#### [AIM OF THE TASK]
Omit the pictures, then reproduce every remaining record exactly.

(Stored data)
-- start --

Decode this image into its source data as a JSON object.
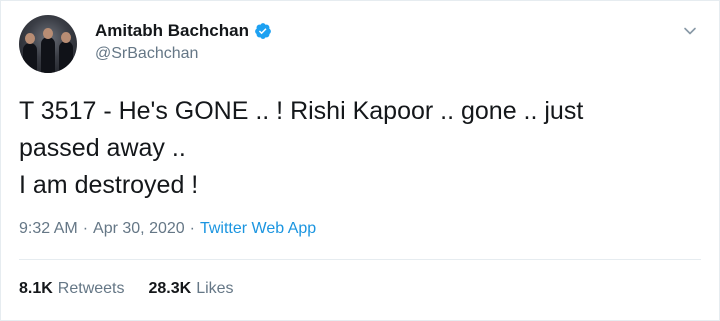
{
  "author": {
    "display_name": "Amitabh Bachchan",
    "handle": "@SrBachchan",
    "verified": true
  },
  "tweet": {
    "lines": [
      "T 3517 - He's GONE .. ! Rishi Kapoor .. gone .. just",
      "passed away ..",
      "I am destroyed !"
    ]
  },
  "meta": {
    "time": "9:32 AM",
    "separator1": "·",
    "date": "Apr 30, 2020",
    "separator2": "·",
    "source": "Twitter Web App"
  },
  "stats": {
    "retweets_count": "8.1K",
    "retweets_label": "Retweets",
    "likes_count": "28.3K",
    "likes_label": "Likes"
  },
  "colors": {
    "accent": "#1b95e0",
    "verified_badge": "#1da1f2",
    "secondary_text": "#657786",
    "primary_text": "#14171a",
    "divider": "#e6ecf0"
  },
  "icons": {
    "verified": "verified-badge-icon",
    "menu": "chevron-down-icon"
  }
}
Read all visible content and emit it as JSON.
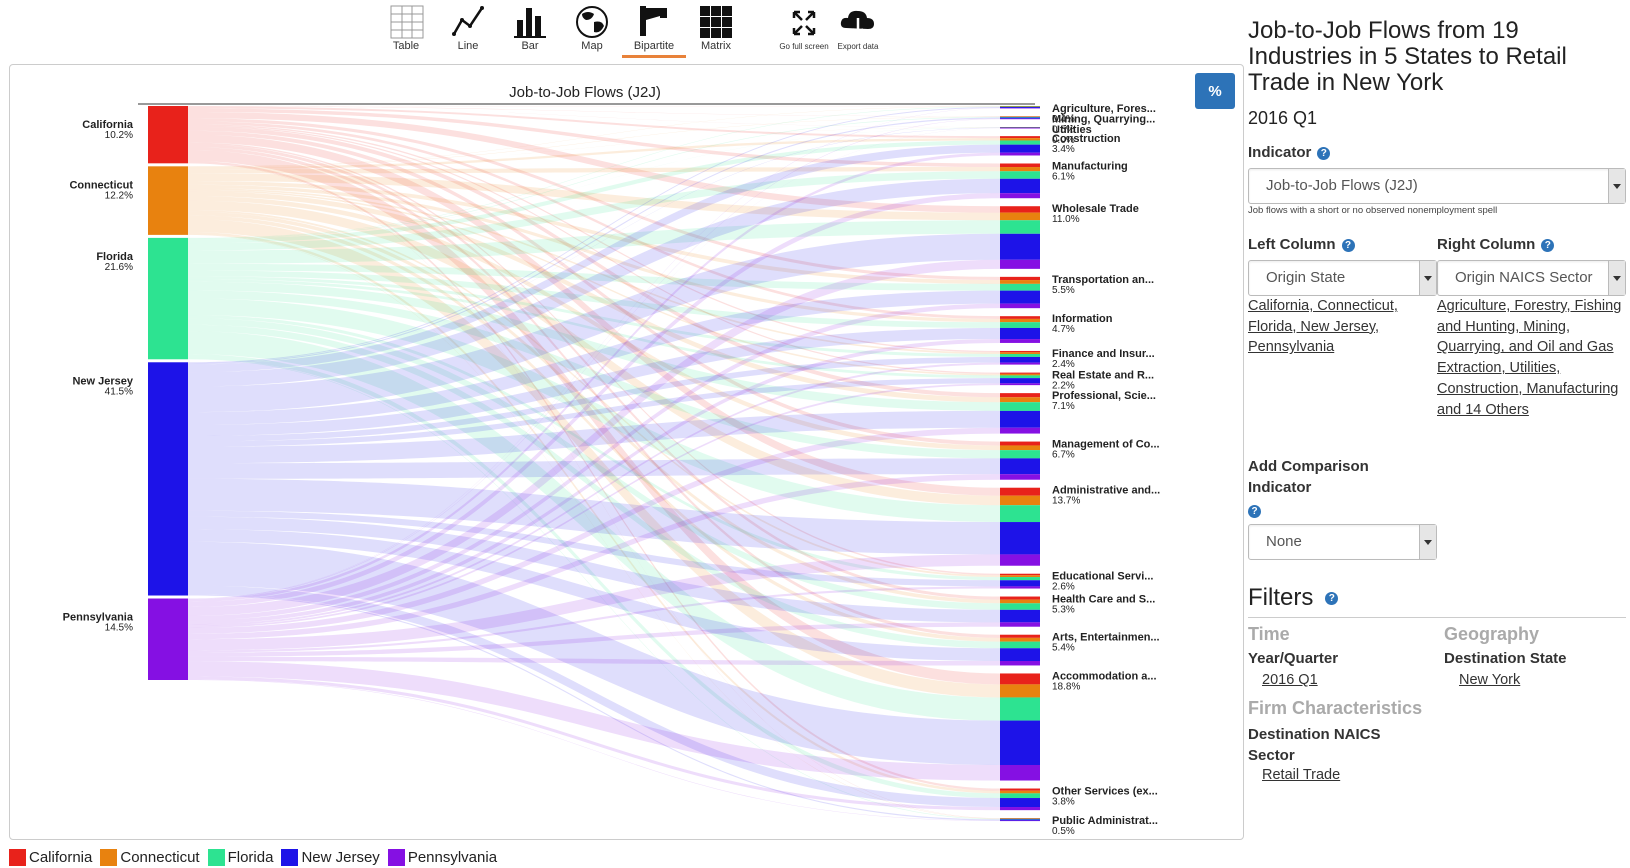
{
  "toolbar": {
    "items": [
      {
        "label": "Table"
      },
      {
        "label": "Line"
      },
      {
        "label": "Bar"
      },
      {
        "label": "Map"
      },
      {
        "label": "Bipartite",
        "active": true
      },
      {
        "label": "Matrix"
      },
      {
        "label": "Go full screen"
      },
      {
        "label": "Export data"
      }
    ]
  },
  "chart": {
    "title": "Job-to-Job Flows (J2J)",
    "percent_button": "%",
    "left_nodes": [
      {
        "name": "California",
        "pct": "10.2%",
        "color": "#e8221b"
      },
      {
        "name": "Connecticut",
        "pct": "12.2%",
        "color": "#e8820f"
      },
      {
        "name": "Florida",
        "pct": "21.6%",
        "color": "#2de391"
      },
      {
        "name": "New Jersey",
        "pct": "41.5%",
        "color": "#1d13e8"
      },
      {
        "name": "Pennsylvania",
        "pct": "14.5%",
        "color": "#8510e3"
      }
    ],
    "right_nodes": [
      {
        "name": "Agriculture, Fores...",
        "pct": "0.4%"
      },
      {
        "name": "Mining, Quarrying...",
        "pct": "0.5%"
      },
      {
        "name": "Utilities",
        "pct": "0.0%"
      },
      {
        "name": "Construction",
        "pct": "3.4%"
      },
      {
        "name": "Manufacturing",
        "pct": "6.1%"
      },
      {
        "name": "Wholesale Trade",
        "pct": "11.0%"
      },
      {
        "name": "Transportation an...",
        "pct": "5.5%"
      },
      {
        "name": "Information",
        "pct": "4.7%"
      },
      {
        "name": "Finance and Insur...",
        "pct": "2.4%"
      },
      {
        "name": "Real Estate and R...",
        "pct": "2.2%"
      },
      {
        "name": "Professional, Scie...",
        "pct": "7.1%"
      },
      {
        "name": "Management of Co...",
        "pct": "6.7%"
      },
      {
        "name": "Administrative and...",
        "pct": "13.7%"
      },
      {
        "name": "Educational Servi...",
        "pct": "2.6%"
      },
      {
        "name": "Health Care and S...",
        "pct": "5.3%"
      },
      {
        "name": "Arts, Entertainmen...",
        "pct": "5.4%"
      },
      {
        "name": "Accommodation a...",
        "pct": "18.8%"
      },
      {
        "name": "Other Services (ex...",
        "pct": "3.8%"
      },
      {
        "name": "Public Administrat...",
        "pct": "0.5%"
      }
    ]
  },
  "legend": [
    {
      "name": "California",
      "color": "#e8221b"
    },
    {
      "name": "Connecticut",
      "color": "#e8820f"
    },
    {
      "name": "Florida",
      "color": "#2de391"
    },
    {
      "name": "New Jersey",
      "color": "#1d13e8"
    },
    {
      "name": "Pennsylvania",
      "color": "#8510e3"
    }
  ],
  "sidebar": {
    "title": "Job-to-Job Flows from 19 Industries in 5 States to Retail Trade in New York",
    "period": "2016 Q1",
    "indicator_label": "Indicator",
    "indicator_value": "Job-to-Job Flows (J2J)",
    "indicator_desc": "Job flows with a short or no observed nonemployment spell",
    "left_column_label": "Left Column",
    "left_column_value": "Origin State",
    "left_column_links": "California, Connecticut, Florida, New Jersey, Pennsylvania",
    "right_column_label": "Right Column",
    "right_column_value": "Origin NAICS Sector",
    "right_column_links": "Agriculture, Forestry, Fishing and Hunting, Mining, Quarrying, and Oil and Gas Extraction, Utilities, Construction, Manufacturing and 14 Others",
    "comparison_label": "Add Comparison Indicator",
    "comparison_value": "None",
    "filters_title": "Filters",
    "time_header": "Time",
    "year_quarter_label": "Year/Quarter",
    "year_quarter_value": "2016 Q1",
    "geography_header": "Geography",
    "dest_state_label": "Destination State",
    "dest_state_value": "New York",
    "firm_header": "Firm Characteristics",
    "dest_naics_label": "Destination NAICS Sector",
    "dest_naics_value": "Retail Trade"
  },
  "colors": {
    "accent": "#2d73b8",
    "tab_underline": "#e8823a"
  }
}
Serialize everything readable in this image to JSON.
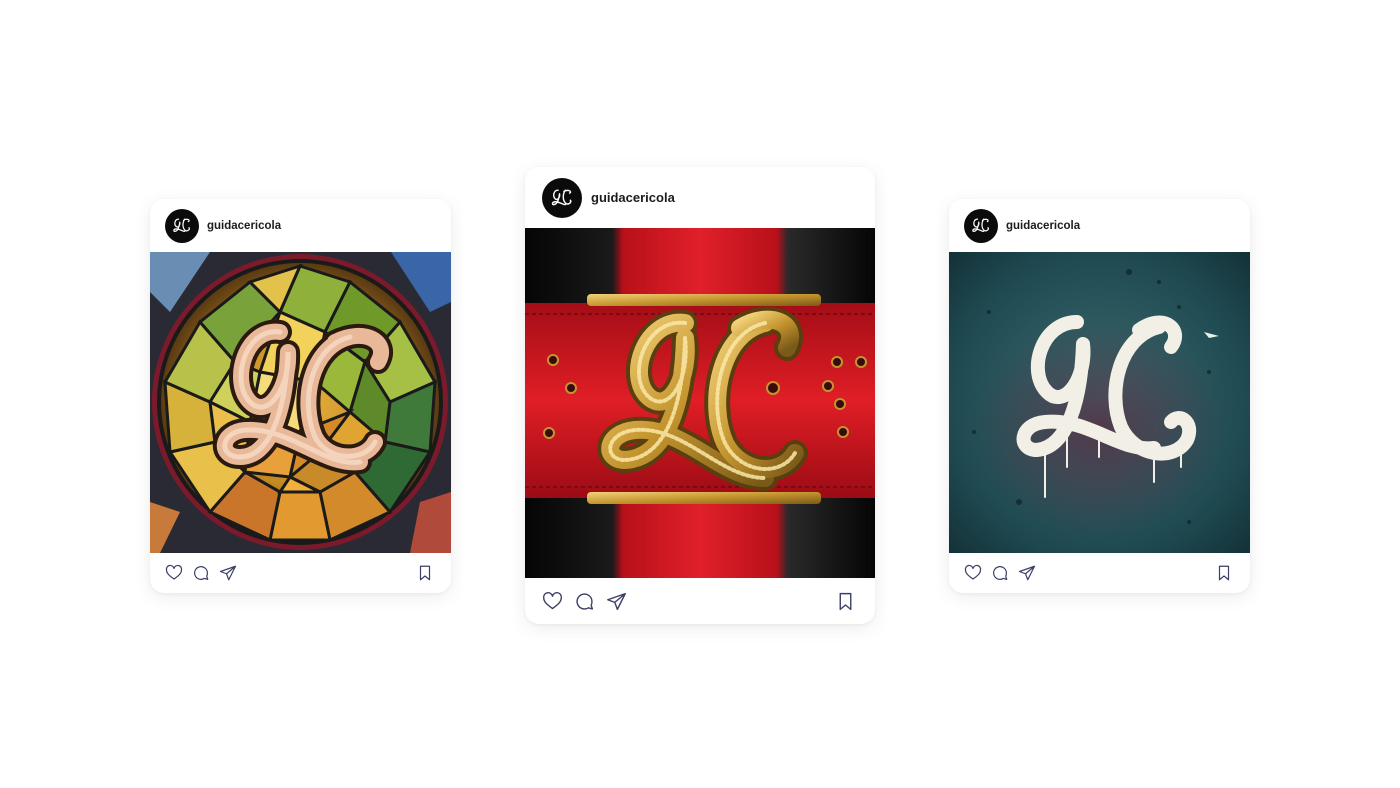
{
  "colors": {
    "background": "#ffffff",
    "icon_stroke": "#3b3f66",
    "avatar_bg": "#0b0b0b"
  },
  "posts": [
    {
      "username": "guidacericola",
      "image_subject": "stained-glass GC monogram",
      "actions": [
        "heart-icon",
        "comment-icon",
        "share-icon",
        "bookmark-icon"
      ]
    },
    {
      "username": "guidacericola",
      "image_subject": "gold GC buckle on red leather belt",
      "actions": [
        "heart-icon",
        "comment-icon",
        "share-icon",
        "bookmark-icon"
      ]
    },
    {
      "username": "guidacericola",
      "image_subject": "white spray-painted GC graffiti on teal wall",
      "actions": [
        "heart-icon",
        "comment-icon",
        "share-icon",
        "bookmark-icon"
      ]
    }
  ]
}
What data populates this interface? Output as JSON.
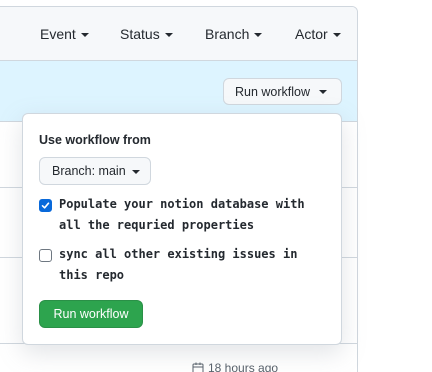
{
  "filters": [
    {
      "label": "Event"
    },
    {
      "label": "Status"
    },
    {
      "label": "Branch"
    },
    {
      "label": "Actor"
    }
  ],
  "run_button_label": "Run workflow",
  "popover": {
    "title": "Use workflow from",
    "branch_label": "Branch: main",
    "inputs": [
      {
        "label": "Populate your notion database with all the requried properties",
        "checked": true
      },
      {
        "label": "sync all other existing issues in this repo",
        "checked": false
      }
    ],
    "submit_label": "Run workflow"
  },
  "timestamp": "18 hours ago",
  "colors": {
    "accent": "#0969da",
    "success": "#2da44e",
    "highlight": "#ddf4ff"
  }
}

-- end --

#### [SOLUTION]
Decode this image into its source data as a JSON object.
{
  "author": {
    "display_name": "Amitabh Bachchan",
    "handle": "@SrBachchan",
    "verified": true
  },
  "tweet": {
    "lines": [
      "T 3517 - He's GONE .. ! Rishi Kapoor .. gone .. just",
      "passed away ..",
      "I am destroyed !"
    ]
  },
  "meta": {
    "time": "9:32 AM",
    "separator1": "·",
    "date": "Apr 30, 2020",
    "separator2": "·",
    "source": "Twitter Web App"
  },
  "stats": {
    "retweets_count": "8.1K",
    "retweets_label": "Retweets",
    "likes_count": "28.3K",
    "likes_label": "Likes"
  },
  "colors": {
    "accent": "#1b95e0",
    "verified_badge": "#1da1f2",
    "secondary_text": "#657786",
    "primary_text": "#14171a",
    "divider": "#e6ecf0"
  },
  "icons": {
    "verified": "verified-badge-icon",
    "menu": "chevron-down-icon"
  }
}
Read all visible content and emit it as JSON.
{
  "toolbar": {
    "items": [
      {
        "label": "Table"
      },
      {
        "label": "Line"
      },
      {
        "label": "Bar"
      },
      {
        "label": "Map"
      },
      {
        "label": "Bipartite",
        "active": true
      },
      {
        "label": "Matrix"
      },
      {
        "label": "Go full screen"
      },
      {
        "label": "Export data"
      }
    ]
  },
  "chart": {
    "title": "Job-to-Job Flows (J2J)",
    "percent_button": "%",
    "left_nodes": [
      {
        "name": "California",
        "pct": "10.2%",
        "color": "#e8221b"
      },
      {
        "name": "Connecticut",
        "pct": "12.2%",
        "color": "#e8820f"
      },
      {
        "name": "Florida",
        "pct": "21.6%",
        "color": "#2de391"
      },
      {
        "name": "New Jersey",
        "pct": "41.5%",
        "color": "#1d13e8"
      },
      {
        "name": "Pennsylvania",
        "pct": "14.5%",
        "color": "#8510e3"
      }
    ],
    "right_nodes": [
      {
        "name": "Agriculture, Fores...",
        "pct": "0.4%"
      },
      {
        "name": "Mining, Quarrying...",
        "pct": "0.5%"
      },
      {
        "name": "Utilities",
        "pct": "0.0%"
      },
      {
        "name": "Construction",
        "pct": "3.4%"
      },
      {
        "name": "Manufacturing",
        "pct": "6.1%"
      },
      {
        "name": "Wholesale Trade",
        "pct": "11.0%"
      },
      {
        "name": "Transportation an...",
        "pct": "5.5%"
      },
      {
        "name": "Information",
        "pct": "4.7%"
      },
      {
        "name": "Finance and Insur...",
        "pct": "2.4%"
      },
      {
        "name": "Real Estate and R...",
        "pct": "2.2%"
      },
      {
        "name": "Professional, Scie...",
        "pct": "7.1%"
      },
      {
        "name": "Management of Co...",
        "pct": "6.7%"
      },
      {
        "name": "Administrative and...",
        "pct": "13.7%"
      },
      {
        "name": "Educational Servi...",
        "pct": "2.6%"
      },
      {
        "name": "Health Care and S...",
        "pct": "5.3%"
      },
      {
        "name": "Arts, Entertainmen...",
        "pct": "5.4%"
      },
      {
        "name": "Accommodation a...",
        "pct": "18.8%"
      },
      {
        "name": "Other Services (ex...",
        "pct": "3.8%"
      },
      {
        "name": "Public Administrat...",
        "pct": "0.5%"
      }
    ]
  },
  "legend": [
    {
      "name": "California",
      "color": "#e8221b"
    },
    {
      "name": "Connecticut",
      "color": "#e8820f"
    },
    {
      "name": "Florida",
      "color": "#2de391"
    },
    {
      "name": "New Jersey",
      "color": "#1d13e8"
    },
    {
      "name": "Pennsylvania",
      "color": "#8510e3"
    }
  ],
  "sidebar": {
    "title": "Job-to-Job Flows from 19 Industries in 5 States to Retail Trade in New York",
    "period": "2016 Q1",
    "indicator_label": "Indicator",
    "indicator_value": "Job-to-Job Flows (J2J)",
    "indicator_desc": "Job flows with a short or no observed nonemployment spell",
    "left_column_label": "Left Column",
    "left_column_value": "Origin State",
    "left_column_links": "California, Connecticut, Florida, New Jersey, Pennsylvania",
    "right_column_label": "Right Column",
    "right_column_value": "Origin NAICS Sector",
    "right_column_links": "Agriculture, Forestry, Fishing and Hunting, Mining, Quarrying, and Oil and Gas Extraction, Utilities, Construction, Manufacturing and 14 Others",
    "comparison_label": "Add Comparison Indicator",
    "comparison_value": "None",
    "filters_title": "Filters",
    "time_header": "Time",
    "year_quarter_label": "Year/Quarter",
    "year_quarter_value": "2016 Q1",
    "geography_header": "Geography",
    "dest_state_label": "Destination State",
    "dest_state_value": "New York",
    "firm_header": "Firm Characteristics",
    "dest_naics_label": "Destination NAICS Sector",
    "dest_naics_value": "Retail Trade"
  },
  "colors": {
    "accent": "#2d73b8",
    "tab_underline": "#e8823a"
  }
}
Serialize everything readable in this image to JSON.
{
  "colors": {
    "background": "#ffffff",
    "icon_stroke": "#3b3f66",
    "avatar_bg": "#0b0b0b"
  },
  "posts": [
    {
      "username": "guidacericola",
      "image_subject": "stained-glass GC monogram",
      "actions": [
        "heart-icon",
        "comment-icon",
        "share-icon",
        "bookmark-icon"
      ]
    },
    {
      "username": "guidacericola",
      "image_subject": "gold GC buckle on red leather belt",
      "actions": [
        "heart-icon",
        "comment-icon",
        "share-icon",
        "bookmark-icon"
      ]
    },
    {
      "username": "guidacericola",
      "image_subject": "white spray-painted GC graffiti on teal wall",
      "actions": [
        "heart-icon",
        "comment-icon",
        "share-icon",
        "bookmark-icon"
      ]
    }
  ]
}
What data populates this interface? Output as JSON.
{
  "filters": [
    {
      "label": "Event"
    },
    {
      "label": "Status"
    },
    {
      "label": "Branch"
    },
    {
      "label": "Actor"
    }
  ],
  "run_button_label": "Run workflow",
  "popover": {
    "title": "Use workflow from",
    "branch_label": "Branch: main",
    "inputs": [
      {
        "label": "Populate your notion database with all the requried properties",
        "checked": true
      },
      {
        "label": "sync all other existing issues in this repo",
        "checked": false
      }
    ],
    "submit_label": "Run workflow"
  },
  "timestamp": "18 hours ago",
  "colors": {
    "accent": "#0969da",
    "success": "#2da44e",
    "highlight": "#ddf4ff"
  }
}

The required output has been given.